* **Set exercise**:
Write out the lines below exactly as they appear, leaving out the pictures.

* **Given information**:
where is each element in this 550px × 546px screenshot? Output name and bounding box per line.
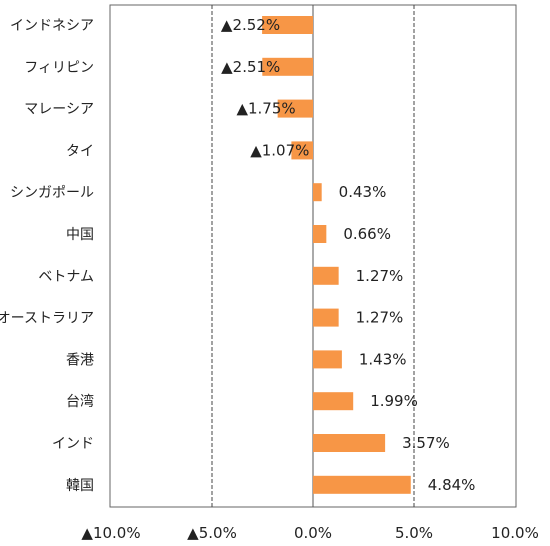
bar <box>313 183 322 202</box>
category-label: インド <box>52 436 94 452</box>
value-label: ▲2.52% <box>221 16 280 34</box>
value-label: ▲2.51% <box>221 58 280 76</box>
bar <box>313 308 339 327</box>
value-label: 3.57% <box>402 434 450 452</box>
category-label: ベトナム <box>38 269 94 285</box>
bar <box>313 266 339 285</box>
category-label: タイ <box>66 143 94 159</box>
bar <box>262 57 313 76</box>
value-label: 1.27% <box>356 267 404 285</box>
value-label: 0.66% <box>343 225 391 243</box>
bar <box>277 99 313 118</box>
value-label: 4.84% <box>428 476 476 494</box>
category-label: フィリピン <box>24 60 94 76</box>
x-tick-label: 10.0% <box>491 524 539 542</box>
value-labels: ▲2.52% ▲2.51% ▲1.75% ▲1.07% 0.43% 0.66% 1.27% 1… <box>221 16 476 494</box>
x-tick-label: 5.0% <box>395 524 433 542</box>
bar <box>291 141 313 160</box>
value-label: 1.99% <box>370 392 418 410</box>
category-labels: インドネシアフィリピンマレーシアタイシンガポール中国ベトナムオーストラリア香港台… <box>0 18 94 494</box>
bar <box>313 350 342 369</box>
gridlines <box>211 5 415 507</box>
category-label: 香港 <box>66 352 94 368</box>
value-label: 0.43% <box>339 183 387 201</box>
category-label: マレーシア <box>24 102 94 118</box>
category-label: シンガポール <box>10 185 94 201</box>
x-tick-label: ▲10.0% <box>81 524 140 542</box>
value-label: ▲1.75% <box>236 100 295 118</box>
x-tick-label: 0.0% <box>294 524 332 542</box>
category-label: 台湾 <box>66 393 94 410</box>
category-label: オーストラリア <box>0 311 94 327</box>
bar <box>313 225 327 243</box>
category-label: 韓国 <box>66 478 94 494</box>
category-label: インドネシア <box>10 18 94 34</box>
value-label: ▲1.07% <box>250 141 309 159</box>
bar <box>313 392 354 411</box>
value-label: 1.27% <box>356 309 404 327</box>
category-label: 中国 <box>66 227 94 243</box>
bar <box>313 434 386 452</box>
bar <box>313 475 411 494</box>
x-tick-labels: ▲10.0% ▲5.0% 0.0% 5.0% 10.0% <box>81 524 538 542</box>
bars <box>262 16 411 494</box>
value-label: 1.43% <box>359 350 407 368</box>
bar <box>262 16 313 34</box>
x-tick-label: ▲5.0% <box>187 524 237 542</box>
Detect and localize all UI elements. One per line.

* **Exercise result**:
where is each element in this 550px × 546px screenshot? Output name and bounding box per line.
bar <box>313 183 322 202</box>
category-label: インド <box>52 436 94 452</box>
value-label: ▲2.52% <box>221 16 280 34</box>
value-label: ▲2.51% <box>221 58 280 76</box>
bar <box>313 308 339 327</box>
value-label: 3.57% <box>402 434 450 452</box>
category-label: ベトナム <box>38 269 94 285</box>
bar <box>313 266 339 285</box>
category-label: タイ <box>66 143 94 159</box>
bar <box>262 57 313 76</box>
value-label: 1.27% <box>356 267 404 285</box>
value-label: 0.66% <box>343 225 391 243</box>
bar <box>277 99 313 118</box>
value-label: 4.84% <box>428 476 476 494</box>
category-label: フィリピン <box>24 60 94 76</box>
x-tick-label: 10.0% <box>491 524 539 542</box>
value-labels: ▲2.52% ▲2.51% ▲1.75% ▲1.07% 0.43% 0.66% 1.27% 1… <box>221 16 476 494</box>
x-tick-label: 5.0% <box>395 524 433 542</box>
bar <box>291 141 313 160</box>
value-label: 1.99% <box>370 392 418 410</box>
category-labels: インドネシアフィリピンマレーシアタイシンガポール中国ベトナムオーストラリア香港台… <box>0 18 94 494</box>
bar <box>313 350 342 369</box>
gridlines <box>211 5 415 507</box>
category-label: 香港 <box>66 352 94 368</box>
value-label: 0.43% <box>339 183 387 201</box>
category-label: マレーシア <box>24 102 94 118</box>
category-label: シンガポール <box>10 185 94 201</box>
x-tick-label: ▲10.0% <box>81 524 140 542</box>
value-label: ▲1.75% <box>236 100 295 118</box>
x-tick-label: 0.0% <box>294 524 332 542</box>
category-label: 台湾 <box>66 393 94 410</box>
category-label: オーストラリア <box>0 311 94 327</box>
bar <box>313 225 327 243</box>
category-label: 韓国 <box>66 478 94 494</box>
category-label: インドネシア <box>10 18 94 34</box>
value-label: ▲1.07% <box>250 141 309 159</box>
bar <box>313 392 354 411</box>
value-label: 1.27% <box>356 309 404 327</box>
category-label: 中国 <box>66 227 94 243</box>
bar <box>313 434 386 452</box>
bar <box>313 475 411 494</box>
x-tick-labels: ▲10.0% ▲5.0% 0.0% 5.0% 10.0% <box>81 524 538 542</box>
bars <box>262 16 411 494</box>
value-label: 1.43% <box>359 350 407 368</box>
bar <box>262 16 313 34</box>
x-tick-label: ▲5.0% <box>187 524 237 542</box>
Detect and localize all UI elements. One per line.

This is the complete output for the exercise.